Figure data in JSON
%%

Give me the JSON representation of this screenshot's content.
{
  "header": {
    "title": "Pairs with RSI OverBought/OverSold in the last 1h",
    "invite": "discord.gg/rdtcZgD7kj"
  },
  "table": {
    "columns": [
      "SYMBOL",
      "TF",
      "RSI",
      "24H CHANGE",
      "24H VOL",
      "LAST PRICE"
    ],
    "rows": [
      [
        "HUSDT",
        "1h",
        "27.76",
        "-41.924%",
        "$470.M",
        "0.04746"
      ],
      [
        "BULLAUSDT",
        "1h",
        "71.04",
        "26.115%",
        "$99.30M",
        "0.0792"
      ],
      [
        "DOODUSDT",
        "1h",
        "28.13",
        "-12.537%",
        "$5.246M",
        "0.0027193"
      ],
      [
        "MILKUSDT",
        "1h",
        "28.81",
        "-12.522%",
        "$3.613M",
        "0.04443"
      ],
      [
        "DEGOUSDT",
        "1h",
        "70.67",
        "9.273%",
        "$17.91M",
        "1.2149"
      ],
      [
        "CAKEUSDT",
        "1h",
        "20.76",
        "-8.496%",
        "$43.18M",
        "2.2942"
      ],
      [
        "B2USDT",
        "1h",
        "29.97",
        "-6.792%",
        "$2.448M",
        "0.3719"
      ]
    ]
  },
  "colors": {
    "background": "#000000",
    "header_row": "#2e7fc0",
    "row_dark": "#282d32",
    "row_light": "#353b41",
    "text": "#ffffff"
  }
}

%%

> **WHAT YOU SHOULD DO**:
Send back every record, precisely as written.

> **COMPLETE ANSWER**:
Give me the JSON representation of this screenshot's content.
{
  "header": {
    "title": "Pairs with RSI OverBought/OverSold in the last 1h",
    "invite": "discord.gg/rdtcZgD7kj"
  },
  "table": {
    "columns": [
      "SYMBOL",
      "TF",
      "RSI",
      "24H CHANGE",
      "24H VOL",
      "LAST PRICE"
    ],
    "rows": [
      [
        "HUSDT",
        "1h",
        "27.76",
        "-41.924%",
        "$470.M",
        "0.04746"
      ],
      [
        "BULLAUSDT",
        "1h",
        "71.04",
        "26.115%",
        "$99.30M",
        "0.0792"
      ],
      [
        "DOODUSDT",
        "1h",
        "28.13",
        "-12.537%",
        "$5.246M",
        "0.0027193"
      ],
      [
        "MILKUSDT",
        "1h",
        "28.81",
        "-12.522%",
        "$3.613M",
        "0.04443"
      ],
      [
        "DEGOUSDT",
        "1h",
        "70.67",
        "9.273%",
        "$17.91M",
        "1.2149"
      ],
      [
        "CAKEUSDT",
        "1h",
        "20.76",
        "-8.496%",
        "$43.18M",
        "2.2942"
      ],
      [
        "B2USDT",
        "1h",
        "29.97",
        "-6.792%",
        "$2.448M",
        "0.3719"
      ]
    ]
  },
  "colors": {
    "background": "#000000",
    "header_row": "#2e7fc0",
    "row_dark": "#282d32",
    "row_light": "#353b41",
    "text": "#ffffff"
  }
}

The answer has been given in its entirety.